:: Challenge ::
Will you give the material below again, every line exactly as it is?

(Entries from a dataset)
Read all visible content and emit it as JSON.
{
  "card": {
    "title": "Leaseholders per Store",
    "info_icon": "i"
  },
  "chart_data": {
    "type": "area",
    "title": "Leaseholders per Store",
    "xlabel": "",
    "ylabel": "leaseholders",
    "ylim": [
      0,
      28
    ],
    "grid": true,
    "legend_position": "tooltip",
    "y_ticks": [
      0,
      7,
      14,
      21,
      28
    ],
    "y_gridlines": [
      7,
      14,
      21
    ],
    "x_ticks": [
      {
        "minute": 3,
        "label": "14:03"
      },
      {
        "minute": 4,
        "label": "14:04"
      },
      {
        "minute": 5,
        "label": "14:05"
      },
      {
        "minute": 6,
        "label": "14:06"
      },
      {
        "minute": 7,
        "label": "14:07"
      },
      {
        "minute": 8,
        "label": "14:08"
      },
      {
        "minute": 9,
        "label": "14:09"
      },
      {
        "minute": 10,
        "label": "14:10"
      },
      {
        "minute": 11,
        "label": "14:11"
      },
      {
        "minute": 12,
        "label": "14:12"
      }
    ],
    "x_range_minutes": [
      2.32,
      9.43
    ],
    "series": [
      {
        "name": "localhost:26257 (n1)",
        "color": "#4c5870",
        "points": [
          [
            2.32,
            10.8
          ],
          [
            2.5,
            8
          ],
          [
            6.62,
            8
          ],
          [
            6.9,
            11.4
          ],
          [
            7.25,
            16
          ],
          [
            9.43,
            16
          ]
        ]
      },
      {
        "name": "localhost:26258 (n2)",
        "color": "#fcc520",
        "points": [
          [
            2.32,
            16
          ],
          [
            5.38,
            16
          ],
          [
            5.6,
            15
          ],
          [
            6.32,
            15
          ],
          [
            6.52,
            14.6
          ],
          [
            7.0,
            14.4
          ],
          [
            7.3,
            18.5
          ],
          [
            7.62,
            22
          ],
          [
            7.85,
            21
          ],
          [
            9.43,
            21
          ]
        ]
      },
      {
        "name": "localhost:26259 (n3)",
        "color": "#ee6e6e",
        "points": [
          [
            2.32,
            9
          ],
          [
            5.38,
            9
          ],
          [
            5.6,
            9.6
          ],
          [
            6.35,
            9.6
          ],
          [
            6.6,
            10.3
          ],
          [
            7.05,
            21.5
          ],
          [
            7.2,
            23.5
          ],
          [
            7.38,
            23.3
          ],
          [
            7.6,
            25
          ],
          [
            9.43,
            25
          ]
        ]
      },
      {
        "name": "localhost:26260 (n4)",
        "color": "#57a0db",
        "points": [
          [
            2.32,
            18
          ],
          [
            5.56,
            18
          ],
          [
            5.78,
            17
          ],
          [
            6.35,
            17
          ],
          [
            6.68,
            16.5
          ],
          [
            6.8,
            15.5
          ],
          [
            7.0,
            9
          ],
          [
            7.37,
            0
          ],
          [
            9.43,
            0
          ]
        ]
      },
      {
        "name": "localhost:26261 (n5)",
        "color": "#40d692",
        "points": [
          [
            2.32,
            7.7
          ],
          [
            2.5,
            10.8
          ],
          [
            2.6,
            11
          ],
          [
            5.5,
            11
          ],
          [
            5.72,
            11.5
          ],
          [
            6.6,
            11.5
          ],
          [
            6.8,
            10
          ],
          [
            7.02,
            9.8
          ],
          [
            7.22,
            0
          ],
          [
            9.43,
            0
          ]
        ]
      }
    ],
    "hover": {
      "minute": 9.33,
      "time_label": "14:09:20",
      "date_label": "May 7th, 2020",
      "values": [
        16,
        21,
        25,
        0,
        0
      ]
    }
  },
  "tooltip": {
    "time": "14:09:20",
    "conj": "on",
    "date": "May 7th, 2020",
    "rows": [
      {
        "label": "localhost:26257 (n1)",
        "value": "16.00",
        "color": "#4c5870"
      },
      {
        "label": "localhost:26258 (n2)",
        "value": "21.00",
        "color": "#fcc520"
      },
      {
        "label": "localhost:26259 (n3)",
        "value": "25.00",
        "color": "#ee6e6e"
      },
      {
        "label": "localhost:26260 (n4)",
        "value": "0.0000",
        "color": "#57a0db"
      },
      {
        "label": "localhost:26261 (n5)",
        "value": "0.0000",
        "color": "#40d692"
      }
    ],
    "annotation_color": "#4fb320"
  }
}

:: Correct output ::
Read all visible content and emit it as JSON.
{
  "card": {
    "title": "Leaseholders per Store",
    "info_icon": "i"
  },
  "chart_data": {
    "type": "area",
    "title": "Leaseholders per Store",
    "xlabel": "",
    "ylabel": "leaseholders",
    "ylim": [
      0,
      28
    ],
    "grid": true,
    "legend_position": "tooltip",
    "y_ticks": [
      0,
      7,
      14,
      21,
      28
    ],
    "y_gridlines": [
      7,
      14,
      21
    ],
    "x_ticks": [
      {
        "minute": 3,
        "label": "14:03"
      },
      {
        "minute": 4,
        "label": "14:04"
      },
      {
        "minute": 5,
        "label": "14:05"
      },
      {
        "minute": 6,
        "label": "14:06"
      },
      {
        "minute": 7,
        "label": "14:07"
      },
      {
        "minute": 8,
        "label": "14:08"
      },
      {
        "minute": 9,
        "label": "14:09"
      },
      {
        "minute": 10,
        "label": "14:10"
      },
      {
        "minute": 11,
        "label": "14:11"
      },
      {
        "minute": 12,
        "label": "14:12"
      }
    ],
    "x_range_minutes": [
      2.32,
      9.43
    ],
    "series": [
      {
        "name": "localhost:26257 (n1)",
        "color": "#4c5870",
        "points": [
          [
            2.32,
            10.8
          ],
          [
            2.5,
            8
          ],
          [
            6.62,
            8
          ],
          [
            6.9,
            11.4
          ],
          [
            7.25,
            16
          ],
          [
            9.43,
            16
          ]
        ]
      },
      {
        "name": "localhost:26258 (n2)",
        "color": "#fcc520",
        "points": [
          [
            2.32,
            16
          ],
          [
            5.38,
            16
          ],
          [
            5.6,
            15
          ],
          [
            6.32,
            15
          ],
          [
            6.52,
            14.6
          ],
          [
            7.0,
            14.4
          ],
          [
            7.3,
            18.5
          ],
          [
            7.62,
            22
          ],
          [
            7.85,
            21
          ],
          [
            9.43,
            21
          ]
        ]
      },
      {
        "name": "localhost:26259 (n3)",
        "color": "#ee6e6e",
        "points": [
          [
            2.32,
            9
          ],
          [
            5.38,
            9
          ],
          [
            5.6,
            9.6
          ],
          [
            6.35,
            9.6
          ],
          [
            6.6,
            10.3
          ],
          [
            7.05,
            21.5
          ],
          [
            7.2,
            23.5
          ],
          [
            7.38,
            23.3
          ],
          [
            7.6,
            25
          ],
          [
            9.43,
            25
          ]
        ]
      },
      {
        "name": "localhost:26260 (n4)",
        "color": "#57a0db",
        "points": [
          [
            2.32,
            18
          ],
          [
            5.56,
            18
          ],
          [
            5.78,
            17
          ],
          [
            6.35,
            17
          ],
          [
            6.68,
            16.5
          ],
          [
            6.8,
            15.5
          ],
          [
            7.0,
            9
          ],
          [
            7.37,
            0
          ],
          [
            9.43,
            0
          ]
        ]
      },
      {
        "name": "localhost:26261 (n5)",
        "color": "#40d692",
        "points": [
          [
            2.32,
            7.7
          ],
          [
            2.5,
            10.8
          ],
          [
            2.6,
            11
          ],
          [
            5.5,
            11
          ],
          [
            5.72,
            11.5
          ],
          [
            6.6,
            11.5
          ],
          [
            6.8,
            10
          ],
          [
            7.02,
            9.8
          ],
          [
            7.22,
            0
          ],
          [
            9.43,
            0
          ]
        ]
      }
    ],
    "hover": {
      "minute": 9.33,
      "time_label": "14:09:20",
      "date_label": "May 7th, 2020",
      "values": [
        16,
        21,
        25,
        0,
        0
      ]
    }
  },
  "tooltip": {
    "time": "14:09:20",
    "conj": "on",
    "date": "May 7th, 2020",
    "rows": [
      {
        "label": "localhost:26257 (n1)",
        "value": "16.00",
        "color": "#4c5870"
      },
      {
        "label": "localhost:26258 (n2)",
        "value": "21.00",
        "color": "#fcc520"
      },
      {
        "label": "localhost:26259 (n3)",
        "value": "25.00",
        "color": "#ee6e6e"
      },
      {
        "label": "localhost:26260 (n4)",
        "value": "0.0000",
        "color": "#57a0db"
      },
      {
        "label": "localhost:26261 (n5)",
        "value": "0.0000",
        "color": "#40d692"
      }
    ],
    "annotation_color": "#4fb320"
  }
}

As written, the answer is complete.